▸ **TO DO**:
Below is a set of records. Repeat all of them exactly.

Stored data entries:
* * * * * * * * *

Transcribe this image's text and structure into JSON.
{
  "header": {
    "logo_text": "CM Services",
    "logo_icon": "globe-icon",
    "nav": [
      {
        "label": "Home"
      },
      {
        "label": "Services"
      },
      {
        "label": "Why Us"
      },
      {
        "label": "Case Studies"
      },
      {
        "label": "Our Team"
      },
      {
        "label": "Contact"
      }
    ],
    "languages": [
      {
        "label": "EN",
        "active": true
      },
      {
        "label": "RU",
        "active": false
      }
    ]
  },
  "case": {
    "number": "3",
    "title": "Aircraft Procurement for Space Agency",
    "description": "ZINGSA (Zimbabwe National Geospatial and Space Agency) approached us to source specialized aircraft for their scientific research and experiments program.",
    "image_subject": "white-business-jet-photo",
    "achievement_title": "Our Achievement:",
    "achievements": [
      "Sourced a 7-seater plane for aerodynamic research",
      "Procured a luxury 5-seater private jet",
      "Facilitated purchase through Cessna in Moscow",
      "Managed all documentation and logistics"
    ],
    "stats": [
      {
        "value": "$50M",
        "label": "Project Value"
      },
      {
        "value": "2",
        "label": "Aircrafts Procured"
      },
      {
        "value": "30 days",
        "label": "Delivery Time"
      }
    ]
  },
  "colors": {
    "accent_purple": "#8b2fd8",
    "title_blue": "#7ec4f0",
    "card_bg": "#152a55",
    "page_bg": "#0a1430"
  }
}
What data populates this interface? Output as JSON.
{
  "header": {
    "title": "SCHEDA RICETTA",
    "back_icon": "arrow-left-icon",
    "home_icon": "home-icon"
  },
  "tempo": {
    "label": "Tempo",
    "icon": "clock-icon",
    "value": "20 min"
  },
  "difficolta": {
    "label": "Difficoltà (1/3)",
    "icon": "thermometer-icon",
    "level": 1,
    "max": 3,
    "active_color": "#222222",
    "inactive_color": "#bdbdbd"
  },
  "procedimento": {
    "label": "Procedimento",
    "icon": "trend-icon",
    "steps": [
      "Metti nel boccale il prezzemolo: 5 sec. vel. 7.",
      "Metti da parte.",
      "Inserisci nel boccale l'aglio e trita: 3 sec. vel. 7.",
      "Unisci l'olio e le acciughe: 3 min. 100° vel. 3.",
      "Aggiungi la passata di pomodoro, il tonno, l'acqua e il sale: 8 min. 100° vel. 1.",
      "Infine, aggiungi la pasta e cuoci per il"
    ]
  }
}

* * * * * * * * *

▸ **WORKED ANSWER**:
Transcribe this image's text and structure into JSON.
{
  "header": {
    "logo_text": "CM Services",
    "logo_icon": "globe-icon",
    "nav": [
      {
        "label": "Home"
      },
      {
        "label": "Services"
      },
      {
        "label": "Why Us"
      },
      {
        "label": "Case Studies"
      },
      {
        "label": "Our Team"
      },
      {
        "label": "Contact"
      }
    ],
    "languages": [
      {
        "label": "EN",
        "active": true
      },
      {
        "label": "RU",
        "active": false
      }
    ]
  },
  "case": {
    "number": "3",
    "title": "Aircraft Procurement for Space Agency",
    "description": "ZINGSA (Zimbabwe National Geospatial and Space Agency) approached us to source specialized aircraft for their scientific research and experiments program.",
    "image_subject": "white-business-jet-photo",
    "achievement_title": "Our Achievement:",
    "achievements": [
      "Sourced a 7-seater plane for aerodynamic research",
      "Procured a luxury 5-seater private jet",
      "Facilitated purchase through Cessna in Moscow",
      "Managed all documentation and logistics"
    ],
    "stats": [
      {
        "value": "$50M",
        "label": "Project Value"
      },
      {
        "value": "2",
        "label": "Aircrafts Procured"
      },
      {
        "value": "30 days",
        "label": "Delivery Time"
      }
    ]
  },
  "colors": {
    "accent_purple": "#8b2fd8",
    "title_blue": "#7ec4f0",
    "card_bg": "#152a55",
    "page_bg": "#0a1430"
  }
}
What data populates this interface? Output as JSON.
{
  "header": {
    "title": "SCHEDA RICETTA",
    "back_icon": "arrow-left-icon",
    "home_icon": "home-icon"
  },
  "tempo": {
    "label": "Tempo",
    "icon": "clock-icon",
    "value": "20 min"
  },
  "difficolta": {
    "label": "Difficoltà (1/3)",
    "icon": "thermometer-icon",
    "level": 1,
    "max": 3,
    "active_color": "#222222",
    "inactive_color": "#bdbdbd"
  },
  "procedimento": {
    "label": "Procedimento",
    "icon": "trend-icon",
    "steps": [
      "Metti nel boccale il prezzemolo: 5 sec. vel. 7.",
      "Metti da parte.",
      "Inserisci nel boccale l'aglio e trita: 3 sec. vel. 7.",
      "Unisci l'olio e le acciughe: 3 min. 100° vel. 3.",
      "Aggiungi la passata di pomodoro, il tonno, l'acqua e il sale: 8 min. 100° vel. 1.",
      "Infine, aggiungi la pasta e cuoci per il"
    ]
  }
}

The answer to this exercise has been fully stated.